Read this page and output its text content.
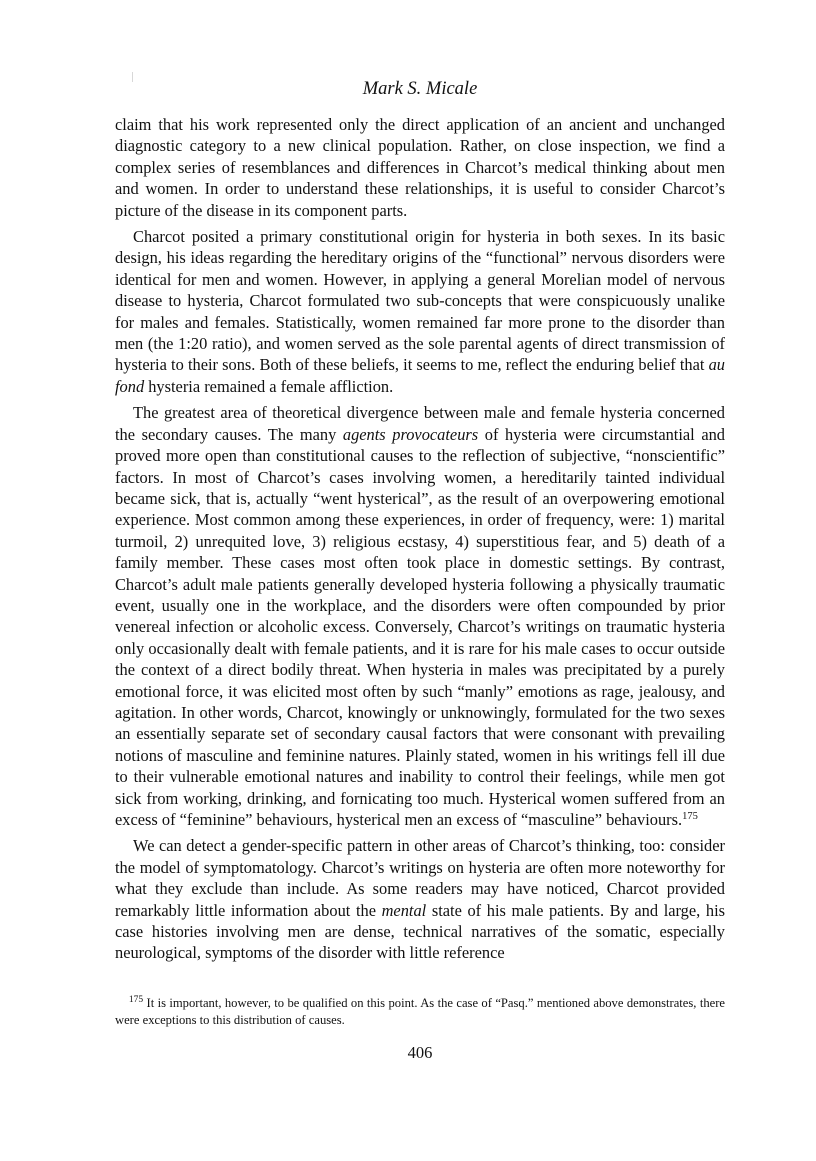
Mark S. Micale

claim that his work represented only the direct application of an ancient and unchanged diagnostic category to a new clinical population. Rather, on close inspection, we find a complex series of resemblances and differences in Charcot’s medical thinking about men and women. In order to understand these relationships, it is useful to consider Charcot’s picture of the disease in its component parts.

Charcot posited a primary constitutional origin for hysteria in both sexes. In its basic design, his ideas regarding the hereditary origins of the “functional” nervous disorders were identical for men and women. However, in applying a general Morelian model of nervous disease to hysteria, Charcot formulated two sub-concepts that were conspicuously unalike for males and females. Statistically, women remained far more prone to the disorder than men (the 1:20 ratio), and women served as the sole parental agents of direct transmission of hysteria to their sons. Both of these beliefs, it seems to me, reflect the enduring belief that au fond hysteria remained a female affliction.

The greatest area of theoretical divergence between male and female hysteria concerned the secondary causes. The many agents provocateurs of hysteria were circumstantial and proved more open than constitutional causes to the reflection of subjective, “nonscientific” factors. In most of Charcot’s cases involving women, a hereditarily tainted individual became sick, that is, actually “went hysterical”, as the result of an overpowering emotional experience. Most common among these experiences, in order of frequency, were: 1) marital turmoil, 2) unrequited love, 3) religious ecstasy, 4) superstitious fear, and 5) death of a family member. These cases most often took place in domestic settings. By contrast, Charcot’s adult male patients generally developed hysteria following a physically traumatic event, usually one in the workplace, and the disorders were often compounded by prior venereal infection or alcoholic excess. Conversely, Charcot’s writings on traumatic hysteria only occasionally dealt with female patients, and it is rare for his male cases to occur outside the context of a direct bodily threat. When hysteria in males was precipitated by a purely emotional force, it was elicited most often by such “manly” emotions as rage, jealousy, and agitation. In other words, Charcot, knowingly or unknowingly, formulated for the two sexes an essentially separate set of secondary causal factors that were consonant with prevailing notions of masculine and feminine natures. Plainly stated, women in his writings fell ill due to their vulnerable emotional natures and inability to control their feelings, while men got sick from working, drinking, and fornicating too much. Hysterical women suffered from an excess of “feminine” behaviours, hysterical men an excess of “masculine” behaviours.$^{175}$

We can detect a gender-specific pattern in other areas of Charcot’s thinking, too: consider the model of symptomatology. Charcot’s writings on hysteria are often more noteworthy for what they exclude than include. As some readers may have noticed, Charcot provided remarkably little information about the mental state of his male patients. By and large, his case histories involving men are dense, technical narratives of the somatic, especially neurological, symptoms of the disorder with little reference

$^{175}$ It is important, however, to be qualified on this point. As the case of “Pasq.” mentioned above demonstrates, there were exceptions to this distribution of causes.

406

= = = = =

--- Problem ---
Type out all the records verbatim, minus images.

--- Finished exercise ---
Read this page and output its text content.
Mark S. Micale

claim that his work represented only the direct application of an ancient and unchanged diagnostic category to a new clinical population. Rather, on close inspection, we find a complex series of resemblances and differences in Charcot’s medical thinking about men and women. In order to understand these relationships, it is useful to consider Charcot’s picture of the disease in its component parts.

Charcot posited a primary constitutional origin for hysteria in both sexes. In its basic design, his ideas regarding the hereditary origins of the “functional” nervous disorders were identical for men and women. However, in applying a general Morelian model of nervous disease to hysteria, Charcot formulated two sub-concepts that were conspicuously unalike for males and females. Statistically, women remained far more prone to the disorder than men (the 1:20 ratio), and women served as the sole parental agents of direct transmission of hysteria to their sons. Both of these beliefs, it seems to me, reflect the enduring belief that au fond hysteria remained a female affliction.

The greatest area of theoretical divergence between male and female hysteria concerned the secondary causes. The many agents provocateurs of hysteria were circumstantial and proved more open than constitutional causes to the reflection of subjective, “nonscientific” factors. In most of Charcot’s cases involving women, a hereditarily tainted individual became sick, that is, actually “went hysterical”, as the result of an overpowering emotional experience. Most common among these experiences, in order of frequency, were: 1) marital turmoil, 2) unrequited love, 3) religious ecstasy, 4) superstitious fear, and 5) death of a family member. These cases most often took place in domestic settings. By contrast, Charcot’s adult male patients generally developed hysteria following a physically traumatic event, usually one in the workplace, and the disorders were often compounded by prior venereal infection or alcoholic excess. Conversely, Charcot’s writings on traumatic hysteria only occasionally dealt with female patients, and it is rare for his male cases to occur outside the context of a direct bodily threat. When hysteria in males was precipitated by a purely emotional force, it was elicited most often by such “manly” emotions as rage, jealousy, and agitation. In other words, Charcot, knowingly or unknowingly, formulated for the two sexes an essentially separate set of secondary causal factors that were consonant with prevailing notions of masculine and feminine natures. Plainly stated, women in his writings fell ill due to their vulnerable emotional natures and inability to control their feelings, while men got sick from working, drinking, and fornicating too much. Hysterical women suffered from an excess of “feminine” behaviours, hysterical men an excess of “masculine” behaviours.$^{175}$

We can detect a gender-specific pattern in other areas of Charcot’s thinking, too: consider the model of symptomatology. Charcot’s writings on hysteria are often more noteworthy for what they exclude than include. As some readers may have noticed, Charcot provided remarkably little information about the mental state of his male patients. By and large, his case histories involving men are dense, technical narratives of the somatic, especially neurological, symptoms of the disorder with little reference

$^{175}$ It is important, however, to be qualified on this point. As the case of “Pasq.” mentioned above demonstrates, there were exceptions to this distribution of causes.

406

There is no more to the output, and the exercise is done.